Copy every line from the data below in which the string "name" can be found.

Exercise data:
— START —

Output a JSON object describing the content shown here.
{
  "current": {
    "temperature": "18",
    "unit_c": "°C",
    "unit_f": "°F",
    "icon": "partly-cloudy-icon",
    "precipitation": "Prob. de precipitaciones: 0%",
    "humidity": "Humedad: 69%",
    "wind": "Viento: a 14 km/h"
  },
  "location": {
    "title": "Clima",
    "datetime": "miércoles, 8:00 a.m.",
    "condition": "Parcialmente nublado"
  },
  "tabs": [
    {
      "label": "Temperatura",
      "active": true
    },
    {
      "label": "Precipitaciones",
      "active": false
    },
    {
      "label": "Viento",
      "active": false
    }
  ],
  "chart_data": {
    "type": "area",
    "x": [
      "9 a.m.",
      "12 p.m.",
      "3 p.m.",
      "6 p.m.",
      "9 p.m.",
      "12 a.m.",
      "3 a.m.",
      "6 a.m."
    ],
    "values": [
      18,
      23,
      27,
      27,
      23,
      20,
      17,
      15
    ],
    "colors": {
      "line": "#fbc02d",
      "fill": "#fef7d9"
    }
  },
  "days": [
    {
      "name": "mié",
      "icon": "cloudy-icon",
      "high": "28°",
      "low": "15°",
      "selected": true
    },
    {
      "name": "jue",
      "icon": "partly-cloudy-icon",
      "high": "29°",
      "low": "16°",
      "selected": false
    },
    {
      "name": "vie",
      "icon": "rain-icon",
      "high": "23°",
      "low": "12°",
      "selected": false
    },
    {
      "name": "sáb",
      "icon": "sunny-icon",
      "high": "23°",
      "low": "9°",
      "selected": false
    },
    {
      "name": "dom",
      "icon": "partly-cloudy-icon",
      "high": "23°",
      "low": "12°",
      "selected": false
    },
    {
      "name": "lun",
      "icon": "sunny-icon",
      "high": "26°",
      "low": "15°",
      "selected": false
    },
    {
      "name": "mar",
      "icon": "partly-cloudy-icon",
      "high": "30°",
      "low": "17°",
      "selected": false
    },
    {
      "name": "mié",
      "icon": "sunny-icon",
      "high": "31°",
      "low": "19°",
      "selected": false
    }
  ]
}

— END —
— START —

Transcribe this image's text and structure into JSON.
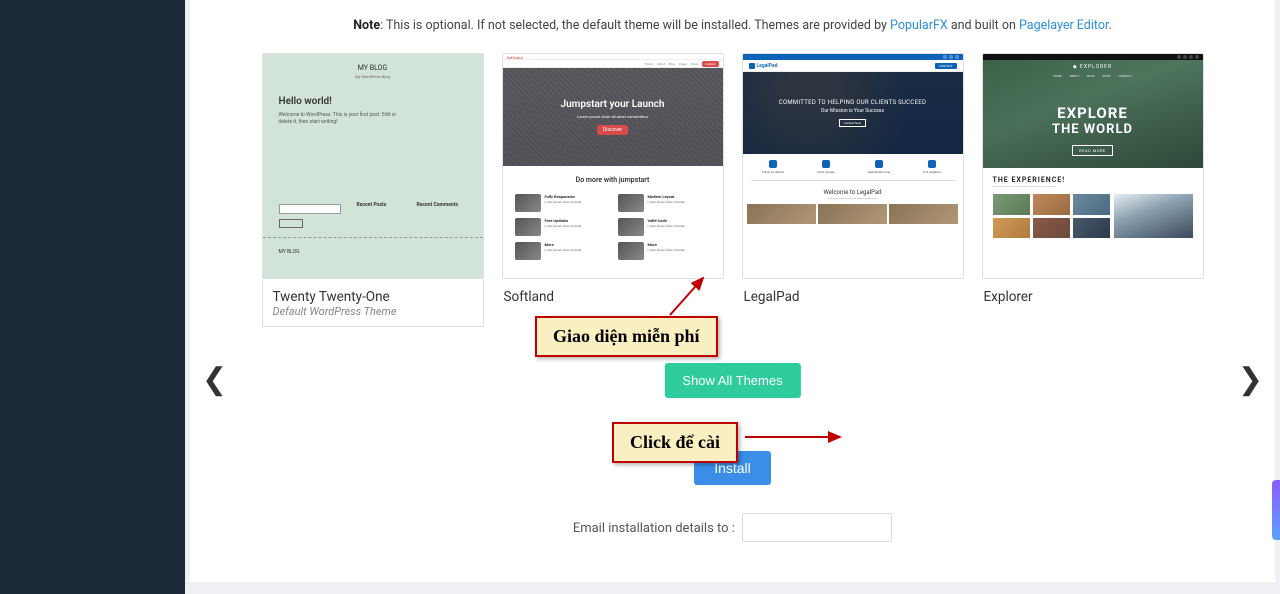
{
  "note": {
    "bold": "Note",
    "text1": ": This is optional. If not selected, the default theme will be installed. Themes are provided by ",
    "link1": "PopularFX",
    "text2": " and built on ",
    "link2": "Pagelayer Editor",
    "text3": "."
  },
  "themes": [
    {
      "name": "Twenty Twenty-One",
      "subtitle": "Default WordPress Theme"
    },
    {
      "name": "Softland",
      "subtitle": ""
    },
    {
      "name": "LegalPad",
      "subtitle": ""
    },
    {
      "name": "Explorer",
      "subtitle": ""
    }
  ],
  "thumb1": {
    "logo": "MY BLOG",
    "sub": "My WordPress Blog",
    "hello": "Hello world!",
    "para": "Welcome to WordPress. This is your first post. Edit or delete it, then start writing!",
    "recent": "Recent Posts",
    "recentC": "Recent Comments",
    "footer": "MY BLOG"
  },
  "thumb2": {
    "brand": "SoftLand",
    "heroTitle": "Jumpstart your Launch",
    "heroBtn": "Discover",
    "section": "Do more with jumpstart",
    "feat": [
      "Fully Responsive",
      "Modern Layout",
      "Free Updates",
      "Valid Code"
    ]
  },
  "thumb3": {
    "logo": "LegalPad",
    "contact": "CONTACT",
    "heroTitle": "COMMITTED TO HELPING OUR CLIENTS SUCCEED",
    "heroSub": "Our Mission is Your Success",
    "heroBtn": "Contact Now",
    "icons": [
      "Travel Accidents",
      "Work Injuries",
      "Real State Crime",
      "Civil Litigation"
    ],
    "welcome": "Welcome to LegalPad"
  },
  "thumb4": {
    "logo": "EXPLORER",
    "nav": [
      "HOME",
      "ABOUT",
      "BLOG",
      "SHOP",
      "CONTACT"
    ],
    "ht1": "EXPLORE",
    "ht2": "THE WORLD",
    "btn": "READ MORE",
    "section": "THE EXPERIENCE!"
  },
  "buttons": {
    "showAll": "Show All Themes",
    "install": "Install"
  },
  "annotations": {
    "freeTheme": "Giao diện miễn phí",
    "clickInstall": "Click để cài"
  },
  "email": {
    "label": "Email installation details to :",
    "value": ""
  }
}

— END —

Finished task:
      "name": "mié",
      "name": "jue",
      "name": "vie",
      "name": "sáb",
      "name": "dom",
      "name": "lun",
      "name": "mar",
      "name": "mié",
      "name": "Twenty Twenty-One",
      "name": "Softland",
      "name": "LegalPad",
      "name": "Explorer",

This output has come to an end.